What you will do: Quote every line of the data below as it stands, omitting pictures.

Records provided:
►

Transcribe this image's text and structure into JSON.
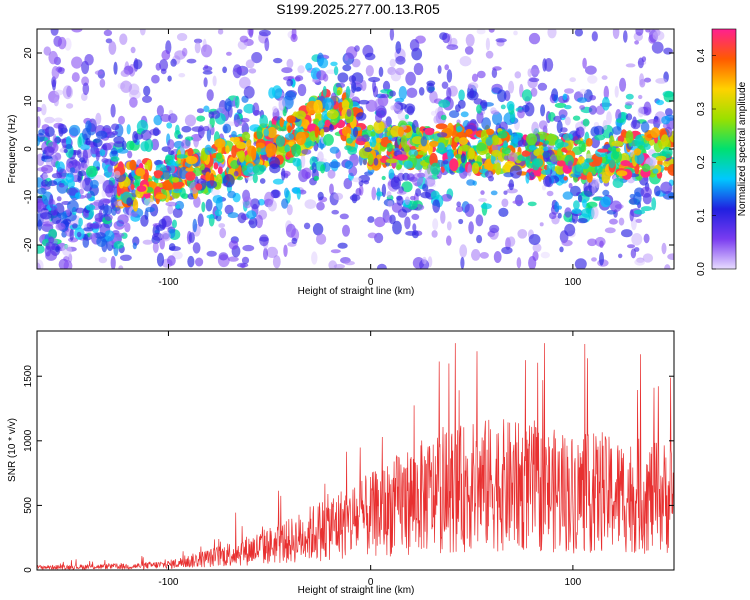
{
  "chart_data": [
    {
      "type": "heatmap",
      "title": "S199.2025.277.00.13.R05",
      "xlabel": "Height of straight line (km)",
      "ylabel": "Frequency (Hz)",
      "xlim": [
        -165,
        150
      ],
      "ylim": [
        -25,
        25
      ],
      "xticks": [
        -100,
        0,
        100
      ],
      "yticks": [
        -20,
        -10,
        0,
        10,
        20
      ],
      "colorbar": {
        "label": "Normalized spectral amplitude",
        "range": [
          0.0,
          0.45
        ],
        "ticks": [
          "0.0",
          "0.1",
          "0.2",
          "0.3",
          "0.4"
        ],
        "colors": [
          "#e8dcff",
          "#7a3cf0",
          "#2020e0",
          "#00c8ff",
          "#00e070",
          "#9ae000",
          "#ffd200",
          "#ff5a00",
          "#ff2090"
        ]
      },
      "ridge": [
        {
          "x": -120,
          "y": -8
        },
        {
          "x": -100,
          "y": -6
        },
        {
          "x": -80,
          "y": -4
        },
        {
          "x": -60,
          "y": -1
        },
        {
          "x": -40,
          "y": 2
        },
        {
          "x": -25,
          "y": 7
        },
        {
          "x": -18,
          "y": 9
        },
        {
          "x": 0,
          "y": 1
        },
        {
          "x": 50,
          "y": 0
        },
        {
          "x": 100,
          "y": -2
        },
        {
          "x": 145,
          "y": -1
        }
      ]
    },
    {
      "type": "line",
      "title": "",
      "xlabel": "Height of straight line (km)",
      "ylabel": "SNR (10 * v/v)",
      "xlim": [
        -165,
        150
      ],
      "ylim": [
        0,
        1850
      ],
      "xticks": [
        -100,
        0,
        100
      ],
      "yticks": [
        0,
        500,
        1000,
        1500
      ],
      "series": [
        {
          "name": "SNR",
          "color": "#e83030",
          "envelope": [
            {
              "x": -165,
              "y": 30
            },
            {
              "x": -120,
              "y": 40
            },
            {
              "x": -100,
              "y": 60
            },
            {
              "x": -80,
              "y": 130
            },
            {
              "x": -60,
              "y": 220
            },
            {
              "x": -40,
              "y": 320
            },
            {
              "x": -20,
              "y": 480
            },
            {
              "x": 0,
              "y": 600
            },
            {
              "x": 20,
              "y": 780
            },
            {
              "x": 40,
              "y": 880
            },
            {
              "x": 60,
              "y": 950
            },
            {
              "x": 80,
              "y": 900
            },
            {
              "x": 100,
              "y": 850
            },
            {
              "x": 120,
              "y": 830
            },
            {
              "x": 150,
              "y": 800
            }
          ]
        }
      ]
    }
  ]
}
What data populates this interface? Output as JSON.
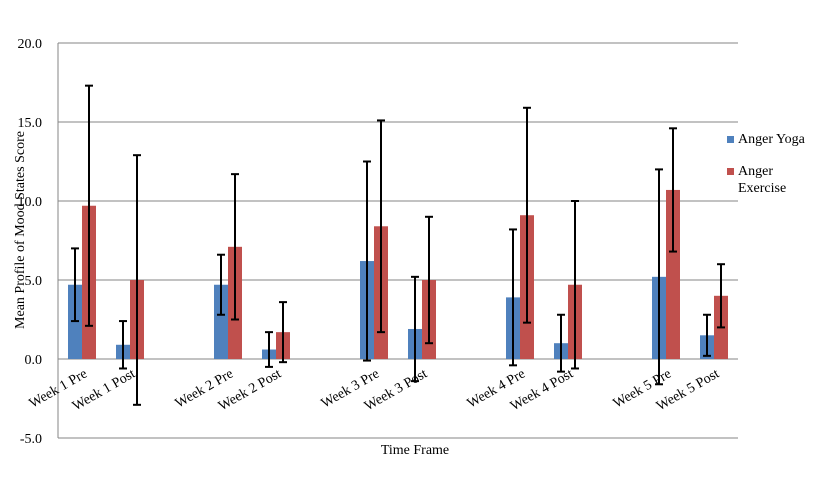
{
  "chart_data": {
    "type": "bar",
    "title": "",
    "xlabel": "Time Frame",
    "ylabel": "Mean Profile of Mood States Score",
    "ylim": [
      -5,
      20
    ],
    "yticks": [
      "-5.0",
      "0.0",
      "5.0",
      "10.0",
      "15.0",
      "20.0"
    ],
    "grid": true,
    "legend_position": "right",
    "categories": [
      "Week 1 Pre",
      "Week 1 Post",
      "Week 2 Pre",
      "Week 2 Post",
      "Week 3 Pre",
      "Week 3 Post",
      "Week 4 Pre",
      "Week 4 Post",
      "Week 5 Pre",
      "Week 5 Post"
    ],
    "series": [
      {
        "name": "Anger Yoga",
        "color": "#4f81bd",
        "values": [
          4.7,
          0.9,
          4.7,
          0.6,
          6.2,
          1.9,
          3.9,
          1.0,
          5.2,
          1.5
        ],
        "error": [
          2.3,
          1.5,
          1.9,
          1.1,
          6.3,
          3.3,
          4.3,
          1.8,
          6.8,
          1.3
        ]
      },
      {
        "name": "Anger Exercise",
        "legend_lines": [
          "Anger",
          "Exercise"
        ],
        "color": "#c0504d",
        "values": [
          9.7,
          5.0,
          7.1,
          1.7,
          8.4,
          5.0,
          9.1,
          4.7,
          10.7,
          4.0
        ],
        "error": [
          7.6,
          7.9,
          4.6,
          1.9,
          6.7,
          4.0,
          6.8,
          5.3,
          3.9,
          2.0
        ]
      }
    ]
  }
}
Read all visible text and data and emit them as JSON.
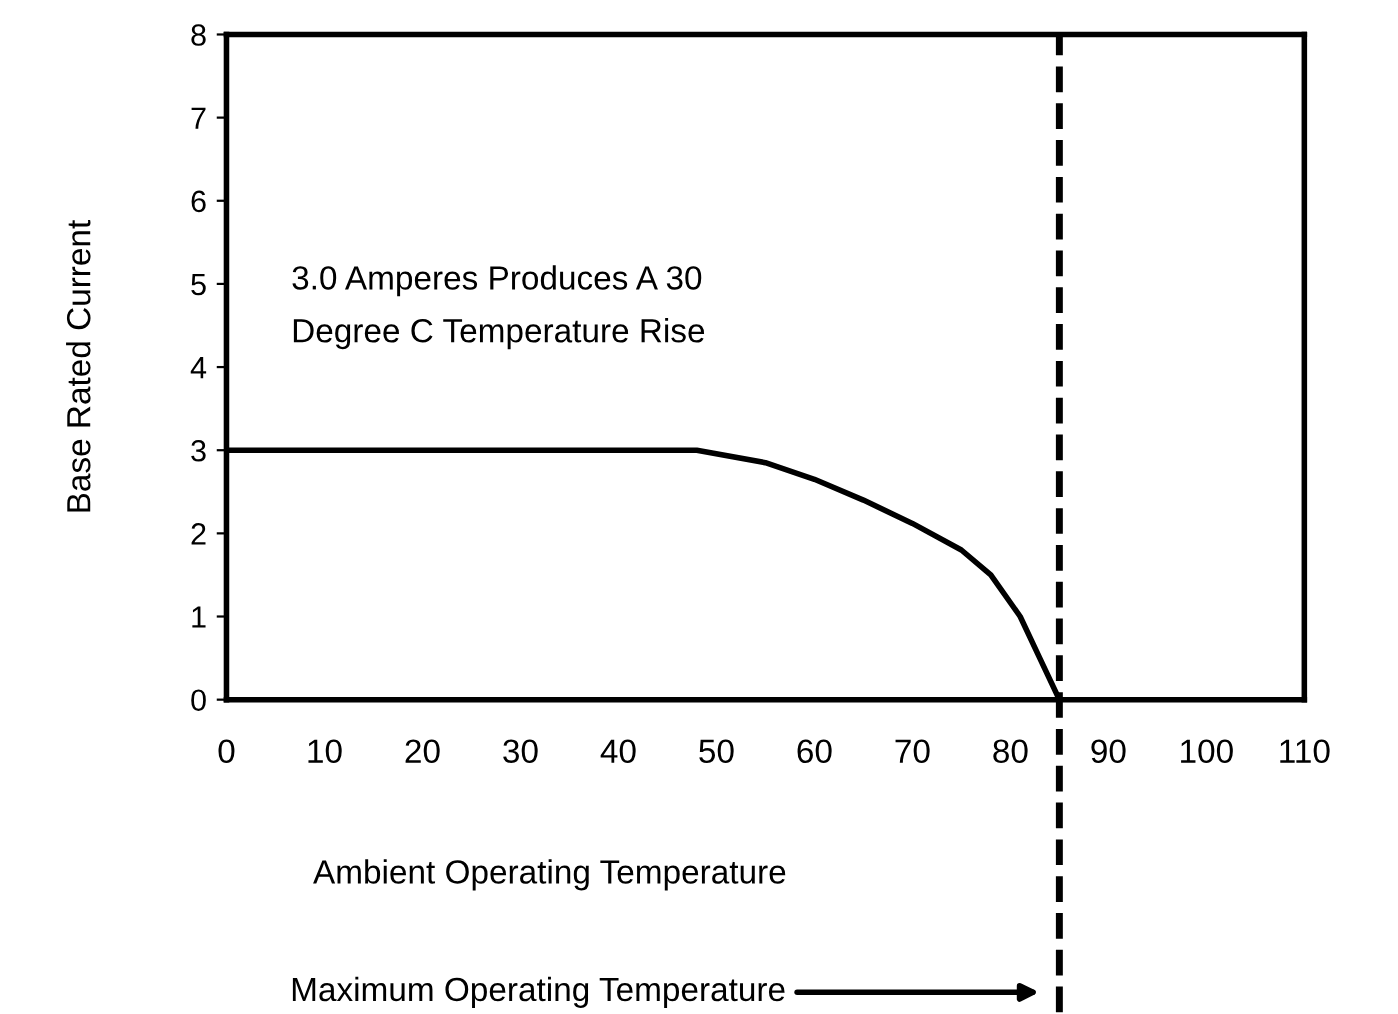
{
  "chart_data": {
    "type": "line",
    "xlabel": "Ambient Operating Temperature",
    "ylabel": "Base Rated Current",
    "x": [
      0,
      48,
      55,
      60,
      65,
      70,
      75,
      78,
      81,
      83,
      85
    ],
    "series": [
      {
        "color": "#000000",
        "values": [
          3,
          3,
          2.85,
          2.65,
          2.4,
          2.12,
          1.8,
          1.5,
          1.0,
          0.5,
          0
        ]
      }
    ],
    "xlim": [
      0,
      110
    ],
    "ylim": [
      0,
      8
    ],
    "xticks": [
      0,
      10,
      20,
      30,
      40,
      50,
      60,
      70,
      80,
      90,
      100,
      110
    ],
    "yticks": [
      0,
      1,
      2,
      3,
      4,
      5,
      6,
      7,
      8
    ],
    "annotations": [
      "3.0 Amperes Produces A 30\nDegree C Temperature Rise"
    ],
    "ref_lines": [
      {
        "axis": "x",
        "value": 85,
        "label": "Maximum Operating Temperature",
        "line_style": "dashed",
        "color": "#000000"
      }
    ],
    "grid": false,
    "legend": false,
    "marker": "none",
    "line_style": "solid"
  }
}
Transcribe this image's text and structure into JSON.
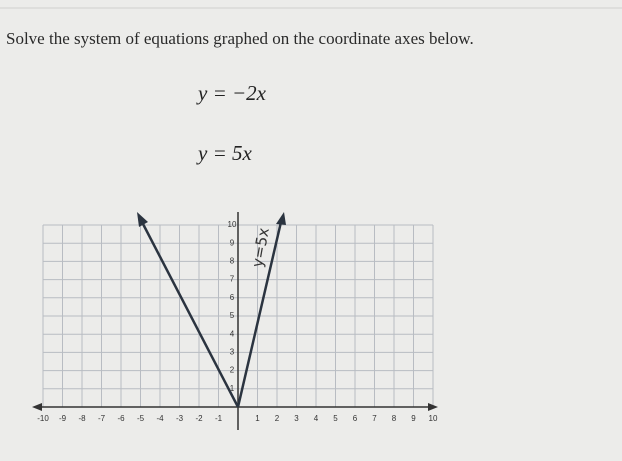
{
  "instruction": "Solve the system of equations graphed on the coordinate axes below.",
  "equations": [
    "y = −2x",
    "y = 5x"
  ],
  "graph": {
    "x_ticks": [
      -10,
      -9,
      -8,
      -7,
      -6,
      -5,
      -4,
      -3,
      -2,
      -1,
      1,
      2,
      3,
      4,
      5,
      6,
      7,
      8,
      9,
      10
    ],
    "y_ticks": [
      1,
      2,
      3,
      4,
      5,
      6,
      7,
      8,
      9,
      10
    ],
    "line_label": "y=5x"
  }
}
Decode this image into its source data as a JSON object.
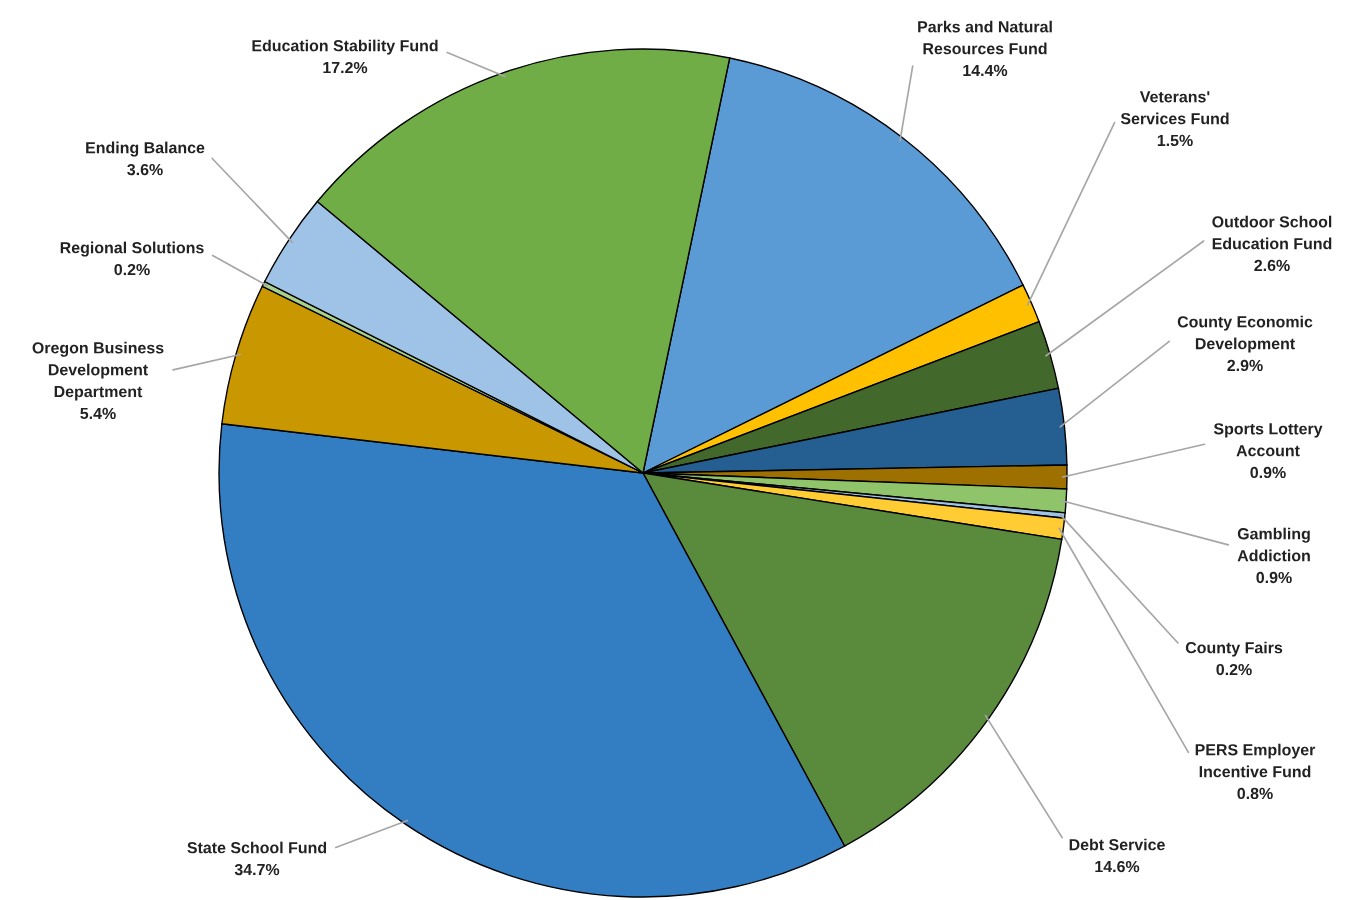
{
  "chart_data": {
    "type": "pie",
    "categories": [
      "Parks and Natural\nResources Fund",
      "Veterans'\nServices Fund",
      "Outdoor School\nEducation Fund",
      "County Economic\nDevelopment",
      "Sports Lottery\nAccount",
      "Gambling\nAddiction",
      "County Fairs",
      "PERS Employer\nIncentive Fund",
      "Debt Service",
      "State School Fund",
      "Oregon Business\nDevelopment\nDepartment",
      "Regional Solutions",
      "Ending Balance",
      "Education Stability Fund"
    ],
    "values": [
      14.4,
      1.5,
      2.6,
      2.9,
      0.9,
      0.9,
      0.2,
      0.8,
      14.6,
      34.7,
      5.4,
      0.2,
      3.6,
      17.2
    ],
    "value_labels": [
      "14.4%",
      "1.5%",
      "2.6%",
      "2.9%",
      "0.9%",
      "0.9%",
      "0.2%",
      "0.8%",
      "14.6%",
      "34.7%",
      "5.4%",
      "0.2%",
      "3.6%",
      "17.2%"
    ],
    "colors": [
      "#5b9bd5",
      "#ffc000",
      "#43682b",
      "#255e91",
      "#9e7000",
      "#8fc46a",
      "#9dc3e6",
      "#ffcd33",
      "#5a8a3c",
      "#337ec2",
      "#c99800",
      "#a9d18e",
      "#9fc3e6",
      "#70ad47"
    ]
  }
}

◄

Result for this exercise:
Transcribe this image's text and structure into JSON.
{
  "chart_data": [
    {
      "type": "heatmap",
      "title": "S199.2025.277.00.13.R05",
      "xlabel": "Height of straight line (km)",
      "ylabel": "Frequency (Hz)",
      "xlim": [
        -165,
        150
      ],
      "ylim": [
        -25,
        25
      ],
      "xticks": [
        -100,
        0,
        100
      ],
      "yticks": [
        -20,
        -10,
        0,
        10,
        20
      ],
      "colorbar": {
        "label": "Normalized spectral amplitude",
        "range": [
          0.0,
          0.45
        ],
        "ticks": [
          "0.0",
          "0.1",
          "0.2",
          "0.3",
          "0.4"
        ],
        "colors": [
          "#e8dcff",
          "#7a3cf0",
          "#2020e0",
          "#00c8ff",
          "#00e070",
          "#9ae000",
          "#ffd200",
          "#ff5a00",
          "#ff2090"
        ]
      },
      "ridge": [
        {
          "x": -120,
          "y": -8
        },
        {
          "x": -100,
          "y": -6
        },
        {
          "x": -80,
          "y": -4
        },
        {
          "x": -60,
          "y": -1
        },
        {
          "x": -40,
          "y": 2
        },
        {
          "x": -25,
          "y": 7
        },
        {
          "x": -18,
          "y": 9
        },
        {
          "x": 0,
          "y": 1
        },
        {
          "x": 50,
          "y": 0
        },
        {
          "x": 100,
          "y": -2
        },
        {
          "x": 145,
          "y": -1
        }
      ]
    },
    {
      "type": "line",
      "title": "",
      "xlabel": "Height of straight line (km)",
      "ylabel": "SNR (10 * v/v)",
      "xlim": [
        -165,
        150
      ],
      "ylim": [
        0,
        1850
      ],
      "xticks": [
        -100,
        0,
        100
      ],
      "yticks": [
        0,
        500,
        1000,
        1500
      ],
      "series": [
        {
          "name": "SNR",
          "color": "#e83030",
          "envelope": [
            {
              "x": -165,
              "y": 30
            },
            {
              "x": -120,
              "y": 40
            },
            {
              "x": -100,
              "y": 60
            },
            {
              "x": -80,
              "y": 130
            },
            {
              "x": -60,
              "y": 220
            },
            {
              "x": -40,
              "y": 320
            },
            {
              "x": -20,
              "y": 480
            },
            {
              "x": 0,
              "y": 600
            },
            {
              "x": 20,
              "y": 780
            },
            {
              "x": 40,
              "y": 880
            },
            {
              "x": 60,
              "y": 950
            },
            {
              "x": 80,
              "y": 900
            },
            {
              "x": 100,
              "y": 850
            },
            {
              "x": 120,
              "y": 830
            },
            {
              "x": 150,
              "y": 800
            }
          ]
        }
      ]
    }
  ]
}
What data populates this interface? Output as JSON.
{
  "chart_data": {
    "type": "bar",
    "title": "",
    "xlabel": "Time Frame",
    "ylabel": "Mean Profile of Mood States Score",
    "ylim": [
      -5,
      20
    ],
    "yticks": [
      "-5.0",
      "0.0",
      "5.0",
      "10.0",
      "15.0",
      "20.0"
    ],
    "grid": true,
    "legend_position": "right",
    "categories": [
      "Week 1 Pre",
      "Week 1 Post",
      "Week 2 Pre",
      "Week 2 Post",
      "Week 3 Pre",
      "Week 3 Post",
      "Week 4 Pre",
      "Week 4 Post",
      "Week 5 Pre",
      "Week 5 Post"
    ],
    "series": [
      {
        "name": "Anger Yoga",
        "color": "#4f81bd",
        "values": [
          4.7,
          0.9,
          4.7,
          0.6,
          6.2,
          1.9,
          3.9,
          1.0,
          5.2,
          1.5
        ],
        "error": [
          2.3,
          1.5,
          1.9,
          1.1,
          6.3,
          3.3,
          4.3,
          1.8,
          6.8,
          1.3
        ]
      },
      {
        "name": "Anger Exercise",
        "legend_lines": [
          "Anger",
          "Exercise"
        ],
        "color": "#c0504d",
        "values": [
          9.7,
          5.0,
          7.1,
          1.7,
          8.4,
          5.0,
          9.1,
          4.7,
          10.7,
          4.0
        ],
        "error": [
          7.6,
          7.9,
          4.6,
          1.9,
          6.7,
          4.0,
          6.8,
          5.3,
          3.9,
          2.0
        ]
      }
    ]
  }
}
Read all visible text and data and emit them as JSON.
{
  "chart_data": {
    "type": "line",
    "xlabel": "Ambient Operating Temperature",
    "ylabel": "Base Rated Current",
    "x": [
      0,
      48,
      55,
      60,
      65,
      70,
      75,
      78,
      81,
      83,
      85
    ],
    "series": [
      {
        "color": "#000000",
        "values": [
          3,
          3,
          2.85,
          2.65,
          2.4,
          2.12,
          1.8,
          1.5,
          1.0,
          0.5,
          0
        ]
      }
    ],
    "xlim": [
      0,
      110
    ],
    "ylim": [
      0,
      8
    ],
    "xticks": [
      0,
      10,
      20,
      30,
      40,
      50,
      60,
      70,
      80,
      90,
      100,
      110
    ],
    "yticks": [
      0,
      1,
      2,
      3,
      4,
      5,
      6,
      7,
      8
    ],
    "annotations": [
      "3.0 Amperes Produces A 30\nDegree C Temperature Rise"
    ],
    "ref_lines": [
      {
        "axis": "x",
        "value": 85,
        "label": "Maximum Operating Temperature",
        "line_style": "dashed",
        "color": "#000000"
      }
    ],
    "grid": false,
    "legend": false,
    "marker": "none",
    "line_style": "solid"
  }
}
Transcribe this image's text and structure into JSON.
{
  "instruction": "Solve the system of equations graphed on the coordinate axes below.",
  "equations": [
    "y = −2x",
    "y = 5x"
  ],
  "graph": {
    "x_ticks": [
      -10,
      -9,
      -8,
      -7,
      -6,
      -5,
      -4,
      -3,
      -2,
      -1,
      1,
      2,
      3,
      4,
      5,
      6,
      7,
      8,
      9,
      10
    ],
    "y_ticks": [
      1,
      2,
      3,
      4,
      5,
      6,
      7,
      8,
      9,
      10
    ],
    "line_label": "y=5x"
  }
}
Decode this image into its source data as a JSON object.
{
  "chart_data": {
    "type": "pie",
    "categories": [
      "Parks and Natural\nResources Fund",
      "Veterans'\nServices Fund",
      "Outdoor School\nEducation Fund",
      "County Economic\nDevelopment",
      "Sports Lottery\nAccount",
      "Gambling\nAddiction",
      "County Fairs",
      "PERS Employer\nIncentive Fund",
      "Debt Service",
      "State School Fund",
      "Oregon Business\nDevelopment\nDepartment",
      "Regional Solutions",
      "Ending Balance",
      "Education Stability Fund"
    ],
    "values": [
      14.4,
      1.5,
      2.6,
      2.9,
      0.9,
      0.9,
      0.2,
      0.8,
      14.6,
      34.7,
      5.4,
      0.2,
      3.6,
      17.2
    ],
    "value_labels": [
      "14.4%",
      "1.5%",
      "2.6%",
      "2.9%",
      "0.9%",
      "0.9%",
      "0.2%",
      "0.8%",
      "14.6%",
      "34.7%",
      "5.4%",
      "0.2%",
      "3.6%",
      "17.2%"
    ],
    "colors": [
      "#5b9bd5",
      "#ffc000",
      "#43682b",
      "#255e91",
      "#9e7000",
      "#8fc46a",
      "#9dc3e6",
      "#ffcd33",
      "#5a8a3c",
      "#337ec2",
      "#c99800",
      "#a9d18e",
      "#9fc3e6",
      "#70ad47"
    ]
  }
}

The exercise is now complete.